### WHAT NEEDS TO BE DONE
All lines featuring the string "drew" are to be listed.

═════ DATA SECTION ═════

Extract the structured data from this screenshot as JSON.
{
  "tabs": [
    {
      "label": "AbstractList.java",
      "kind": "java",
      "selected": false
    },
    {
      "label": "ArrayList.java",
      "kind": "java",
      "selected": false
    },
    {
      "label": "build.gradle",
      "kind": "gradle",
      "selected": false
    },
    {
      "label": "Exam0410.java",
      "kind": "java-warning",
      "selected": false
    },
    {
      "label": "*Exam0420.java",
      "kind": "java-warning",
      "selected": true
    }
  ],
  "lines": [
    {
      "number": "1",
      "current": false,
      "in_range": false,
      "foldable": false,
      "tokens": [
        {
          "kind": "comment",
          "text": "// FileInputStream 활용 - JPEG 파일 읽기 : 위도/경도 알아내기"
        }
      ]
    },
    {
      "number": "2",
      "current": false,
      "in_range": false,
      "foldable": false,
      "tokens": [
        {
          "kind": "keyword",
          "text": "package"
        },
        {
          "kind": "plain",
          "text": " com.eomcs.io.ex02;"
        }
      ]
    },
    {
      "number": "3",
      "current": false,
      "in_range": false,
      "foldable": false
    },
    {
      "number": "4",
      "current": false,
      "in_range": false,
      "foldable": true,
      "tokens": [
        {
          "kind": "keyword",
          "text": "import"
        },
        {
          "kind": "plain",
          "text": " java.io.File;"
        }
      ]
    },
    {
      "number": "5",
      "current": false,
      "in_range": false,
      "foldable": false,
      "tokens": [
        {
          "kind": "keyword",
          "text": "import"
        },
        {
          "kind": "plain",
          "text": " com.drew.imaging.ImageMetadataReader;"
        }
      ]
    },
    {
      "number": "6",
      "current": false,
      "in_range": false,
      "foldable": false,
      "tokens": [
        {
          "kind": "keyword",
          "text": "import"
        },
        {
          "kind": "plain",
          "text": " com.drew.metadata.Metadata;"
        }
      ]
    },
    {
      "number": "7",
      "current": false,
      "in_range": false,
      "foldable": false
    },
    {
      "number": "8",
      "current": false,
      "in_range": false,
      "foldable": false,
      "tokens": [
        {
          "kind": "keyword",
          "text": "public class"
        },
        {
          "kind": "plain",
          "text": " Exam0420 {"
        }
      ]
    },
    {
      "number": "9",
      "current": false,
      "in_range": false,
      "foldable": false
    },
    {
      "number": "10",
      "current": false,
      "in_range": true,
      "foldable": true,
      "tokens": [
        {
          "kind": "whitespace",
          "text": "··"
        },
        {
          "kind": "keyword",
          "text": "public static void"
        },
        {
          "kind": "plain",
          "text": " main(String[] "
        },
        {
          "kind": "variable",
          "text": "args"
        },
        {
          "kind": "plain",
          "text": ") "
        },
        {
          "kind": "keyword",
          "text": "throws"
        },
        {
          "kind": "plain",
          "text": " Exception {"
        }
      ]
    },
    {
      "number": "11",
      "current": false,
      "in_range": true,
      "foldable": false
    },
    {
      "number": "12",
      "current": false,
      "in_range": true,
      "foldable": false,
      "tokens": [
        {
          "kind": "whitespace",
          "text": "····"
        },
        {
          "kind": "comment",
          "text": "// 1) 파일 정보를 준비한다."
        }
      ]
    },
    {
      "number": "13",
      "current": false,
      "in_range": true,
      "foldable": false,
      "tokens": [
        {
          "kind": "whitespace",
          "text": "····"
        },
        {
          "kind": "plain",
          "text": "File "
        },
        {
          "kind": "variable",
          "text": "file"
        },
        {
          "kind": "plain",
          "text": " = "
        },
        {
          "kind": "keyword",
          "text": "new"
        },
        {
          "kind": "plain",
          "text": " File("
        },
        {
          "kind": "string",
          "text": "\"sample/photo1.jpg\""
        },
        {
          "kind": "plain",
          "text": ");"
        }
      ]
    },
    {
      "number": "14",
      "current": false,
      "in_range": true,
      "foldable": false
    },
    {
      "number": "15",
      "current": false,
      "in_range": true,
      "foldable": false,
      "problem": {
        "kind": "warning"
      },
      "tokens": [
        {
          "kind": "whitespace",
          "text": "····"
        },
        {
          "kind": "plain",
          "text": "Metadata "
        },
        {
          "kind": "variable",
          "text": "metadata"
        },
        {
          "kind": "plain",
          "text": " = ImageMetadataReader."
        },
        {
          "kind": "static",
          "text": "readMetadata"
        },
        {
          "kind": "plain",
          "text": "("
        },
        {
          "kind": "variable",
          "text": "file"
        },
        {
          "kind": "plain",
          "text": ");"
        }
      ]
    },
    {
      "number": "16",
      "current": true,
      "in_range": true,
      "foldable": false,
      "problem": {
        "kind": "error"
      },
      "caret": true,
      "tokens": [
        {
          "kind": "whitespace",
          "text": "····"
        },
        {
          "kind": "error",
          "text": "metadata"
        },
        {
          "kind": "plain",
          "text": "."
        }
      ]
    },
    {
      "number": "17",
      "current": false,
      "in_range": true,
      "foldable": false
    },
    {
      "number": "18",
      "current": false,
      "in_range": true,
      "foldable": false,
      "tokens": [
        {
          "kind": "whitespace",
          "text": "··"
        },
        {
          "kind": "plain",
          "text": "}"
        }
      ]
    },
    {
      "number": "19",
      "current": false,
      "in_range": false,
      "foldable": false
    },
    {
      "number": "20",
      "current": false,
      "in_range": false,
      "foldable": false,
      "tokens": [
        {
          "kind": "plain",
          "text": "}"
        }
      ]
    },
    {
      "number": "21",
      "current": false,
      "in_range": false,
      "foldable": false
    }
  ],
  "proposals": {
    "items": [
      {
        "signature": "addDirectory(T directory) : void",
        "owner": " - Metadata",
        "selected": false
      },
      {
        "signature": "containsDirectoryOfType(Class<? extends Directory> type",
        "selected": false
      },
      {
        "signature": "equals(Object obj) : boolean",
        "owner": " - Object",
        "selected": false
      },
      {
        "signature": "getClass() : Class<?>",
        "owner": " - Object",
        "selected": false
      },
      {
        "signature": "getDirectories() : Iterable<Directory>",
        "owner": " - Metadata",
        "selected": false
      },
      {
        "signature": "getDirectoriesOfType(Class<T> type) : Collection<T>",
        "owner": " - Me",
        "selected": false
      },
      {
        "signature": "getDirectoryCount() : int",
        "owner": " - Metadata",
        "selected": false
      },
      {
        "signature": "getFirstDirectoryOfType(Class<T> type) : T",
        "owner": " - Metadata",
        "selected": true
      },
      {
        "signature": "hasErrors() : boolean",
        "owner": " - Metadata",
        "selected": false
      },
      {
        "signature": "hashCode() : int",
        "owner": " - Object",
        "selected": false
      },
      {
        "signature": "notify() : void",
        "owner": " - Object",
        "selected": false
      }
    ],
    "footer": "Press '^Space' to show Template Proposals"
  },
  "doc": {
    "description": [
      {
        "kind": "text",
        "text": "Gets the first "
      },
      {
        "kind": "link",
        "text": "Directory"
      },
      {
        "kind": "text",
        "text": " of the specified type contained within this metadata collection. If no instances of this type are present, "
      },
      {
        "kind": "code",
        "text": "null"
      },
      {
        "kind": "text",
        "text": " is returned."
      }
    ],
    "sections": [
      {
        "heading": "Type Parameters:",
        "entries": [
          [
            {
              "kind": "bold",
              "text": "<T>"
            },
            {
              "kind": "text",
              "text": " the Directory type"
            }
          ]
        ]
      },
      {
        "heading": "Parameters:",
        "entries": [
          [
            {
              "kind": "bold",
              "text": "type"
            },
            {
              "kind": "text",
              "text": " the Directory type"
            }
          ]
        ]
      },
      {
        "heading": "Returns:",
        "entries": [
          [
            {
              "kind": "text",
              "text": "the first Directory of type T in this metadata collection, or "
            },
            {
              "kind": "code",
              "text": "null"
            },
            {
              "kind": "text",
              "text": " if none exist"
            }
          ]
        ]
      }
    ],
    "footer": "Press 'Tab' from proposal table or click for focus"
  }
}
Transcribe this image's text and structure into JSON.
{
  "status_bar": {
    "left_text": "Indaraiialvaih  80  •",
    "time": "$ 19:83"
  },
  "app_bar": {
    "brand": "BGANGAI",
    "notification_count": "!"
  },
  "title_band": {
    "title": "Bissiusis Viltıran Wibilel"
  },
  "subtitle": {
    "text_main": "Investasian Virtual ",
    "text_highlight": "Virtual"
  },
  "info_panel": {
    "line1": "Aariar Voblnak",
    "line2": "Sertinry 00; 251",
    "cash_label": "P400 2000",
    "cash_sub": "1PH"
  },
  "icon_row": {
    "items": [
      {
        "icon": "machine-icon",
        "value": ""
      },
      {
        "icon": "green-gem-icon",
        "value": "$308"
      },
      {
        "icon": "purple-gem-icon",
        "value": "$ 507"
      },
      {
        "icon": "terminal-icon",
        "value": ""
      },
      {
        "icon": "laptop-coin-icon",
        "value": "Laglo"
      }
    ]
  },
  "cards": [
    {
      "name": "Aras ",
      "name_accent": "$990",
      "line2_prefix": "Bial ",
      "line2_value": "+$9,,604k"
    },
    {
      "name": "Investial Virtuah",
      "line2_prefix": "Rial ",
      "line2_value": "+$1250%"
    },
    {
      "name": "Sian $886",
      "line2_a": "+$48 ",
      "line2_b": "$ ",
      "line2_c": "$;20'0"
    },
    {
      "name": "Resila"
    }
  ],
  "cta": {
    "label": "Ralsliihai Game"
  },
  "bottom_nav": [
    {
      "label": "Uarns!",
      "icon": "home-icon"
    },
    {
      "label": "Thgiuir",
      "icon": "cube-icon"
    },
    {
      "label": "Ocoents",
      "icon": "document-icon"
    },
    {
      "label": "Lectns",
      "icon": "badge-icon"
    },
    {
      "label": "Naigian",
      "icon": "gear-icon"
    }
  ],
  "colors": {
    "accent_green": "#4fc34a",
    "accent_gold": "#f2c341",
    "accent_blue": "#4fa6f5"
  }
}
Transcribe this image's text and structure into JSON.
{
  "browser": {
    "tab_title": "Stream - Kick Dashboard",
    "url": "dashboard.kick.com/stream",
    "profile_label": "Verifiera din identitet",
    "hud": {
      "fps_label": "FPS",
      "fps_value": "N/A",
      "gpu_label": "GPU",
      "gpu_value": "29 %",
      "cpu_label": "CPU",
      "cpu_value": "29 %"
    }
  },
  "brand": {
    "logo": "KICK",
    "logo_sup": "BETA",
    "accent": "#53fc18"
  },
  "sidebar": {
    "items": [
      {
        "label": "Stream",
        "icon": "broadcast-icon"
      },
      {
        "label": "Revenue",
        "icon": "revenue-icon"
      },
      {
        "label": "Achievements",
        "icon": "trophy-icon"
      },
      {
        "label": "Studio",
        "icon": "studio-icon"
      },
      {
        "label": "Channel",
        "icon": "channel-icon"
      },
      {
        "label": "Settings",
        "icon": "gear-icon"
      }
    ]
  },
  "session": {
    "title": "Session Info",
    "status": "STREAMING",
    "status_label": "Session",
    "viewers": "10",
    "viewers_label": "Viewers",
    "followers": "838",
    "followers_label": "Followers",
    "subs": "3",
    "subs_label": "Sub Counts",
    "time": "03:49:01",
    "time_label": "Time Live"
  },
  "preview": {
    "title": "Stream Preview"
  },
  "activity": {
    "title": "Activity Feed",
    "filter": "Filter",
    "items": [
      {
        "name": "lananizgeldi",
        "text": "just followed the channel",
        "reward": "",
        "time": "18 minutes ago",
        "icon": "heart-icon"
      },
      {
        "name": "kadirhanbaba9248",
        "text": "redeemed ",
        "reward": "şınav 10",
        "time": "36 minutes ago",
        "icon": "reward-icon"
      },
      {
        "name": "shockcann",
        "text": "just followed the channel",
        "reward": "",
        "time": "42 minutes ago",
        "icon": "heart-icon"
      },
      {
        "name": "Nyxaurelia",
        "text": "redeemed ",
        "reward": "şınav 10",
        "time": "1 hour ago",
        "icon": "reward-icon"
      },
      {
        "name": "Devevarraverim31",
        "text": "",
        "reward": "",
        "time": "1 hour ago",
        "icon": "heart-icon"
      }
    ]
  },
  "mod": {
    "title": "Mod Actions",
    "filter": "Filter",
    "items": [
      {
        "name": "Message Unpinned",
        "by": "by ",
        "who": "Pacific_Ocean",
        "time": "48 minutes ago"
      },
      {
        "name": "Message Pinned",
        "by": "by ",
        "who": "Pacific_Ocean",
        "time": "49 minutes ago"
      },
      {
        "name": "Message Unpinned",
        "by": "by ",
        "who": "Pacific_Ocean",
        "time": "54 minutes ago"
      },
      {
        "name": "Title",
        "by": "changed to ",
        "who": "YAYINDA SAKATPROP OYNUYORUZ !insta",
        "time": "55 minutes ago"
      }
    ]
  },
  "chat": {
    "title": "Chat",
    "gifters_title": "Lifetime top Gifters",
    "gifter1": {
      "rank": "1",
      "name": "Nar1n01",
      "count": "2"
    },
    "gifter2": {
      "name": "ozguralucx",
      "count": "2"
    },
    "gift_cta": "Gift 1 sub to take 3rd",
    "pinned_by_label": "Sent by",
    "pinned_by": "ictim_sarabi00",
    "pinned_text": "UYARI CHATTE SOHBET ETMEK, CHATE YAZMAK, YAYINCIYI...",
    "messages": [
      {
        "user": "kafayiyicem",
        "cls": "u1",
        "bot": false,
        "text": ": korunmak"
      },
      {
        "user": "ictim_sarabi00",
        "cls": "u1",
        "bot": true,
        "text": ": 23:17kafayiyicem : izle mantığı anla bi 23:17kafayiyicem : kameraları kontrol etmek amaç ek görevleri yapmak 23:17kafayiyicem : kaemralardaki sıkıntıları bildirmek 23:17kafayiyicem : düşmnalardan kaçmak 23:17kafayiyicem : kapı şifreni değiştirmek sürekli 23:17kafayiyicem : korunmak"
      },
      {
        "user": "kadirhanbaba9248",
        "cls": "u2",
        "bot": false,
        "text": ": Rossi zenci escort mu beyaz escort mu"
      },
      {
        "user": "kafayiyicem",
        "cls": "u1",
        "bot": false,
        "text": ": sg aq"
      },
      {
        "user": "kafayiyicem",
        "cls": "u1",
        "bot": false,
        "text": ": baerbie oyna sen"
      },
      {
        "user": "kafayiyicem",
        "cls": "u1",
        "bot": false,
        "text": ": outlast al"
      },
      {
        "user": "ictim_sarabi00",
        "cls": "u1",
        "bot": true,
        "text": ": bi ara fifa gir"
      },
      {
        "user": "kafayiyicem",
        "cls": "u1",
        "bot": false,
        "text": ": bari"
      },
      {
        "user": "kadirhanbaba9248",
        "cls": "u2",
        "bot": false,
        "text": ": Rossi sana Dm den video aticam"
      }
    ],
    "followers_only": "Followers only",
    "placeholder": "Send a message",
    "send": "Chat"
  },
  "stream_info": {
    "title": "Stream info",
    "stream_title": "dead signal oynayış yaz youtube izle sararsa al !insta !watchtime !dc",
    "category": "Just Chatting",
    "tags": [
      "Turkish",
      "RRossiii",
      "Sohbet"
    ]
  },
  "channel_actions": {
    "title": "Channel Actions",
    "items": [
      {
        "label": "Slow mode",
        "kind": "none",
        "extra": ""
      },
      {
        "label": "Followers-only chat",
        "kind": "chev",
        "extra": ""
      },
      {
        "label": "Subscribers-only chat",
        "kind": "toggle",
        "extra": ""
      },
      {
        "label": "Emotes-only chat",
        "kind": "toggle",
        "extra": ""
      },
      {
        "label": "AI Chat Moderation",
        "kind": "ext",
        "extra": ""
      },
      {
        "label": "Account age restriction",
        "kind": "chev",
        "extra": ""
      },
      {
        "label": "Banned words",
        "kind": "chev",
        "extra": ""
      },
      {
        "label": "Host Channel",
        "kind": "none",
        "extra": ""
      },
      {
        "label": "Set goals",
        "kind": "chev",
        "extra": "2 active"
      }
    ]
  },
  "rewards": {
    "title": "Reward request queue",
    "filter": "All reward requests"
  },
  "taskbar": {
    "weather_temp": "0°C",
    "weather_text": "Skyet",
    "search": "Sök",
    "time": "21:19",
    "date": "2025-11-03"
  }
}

═════

### EXPECTED OUTPUT
          "text": " com.drew.imaging.ImageMetadataReader;"
          "text": " com.drew.metadata.Metadata;"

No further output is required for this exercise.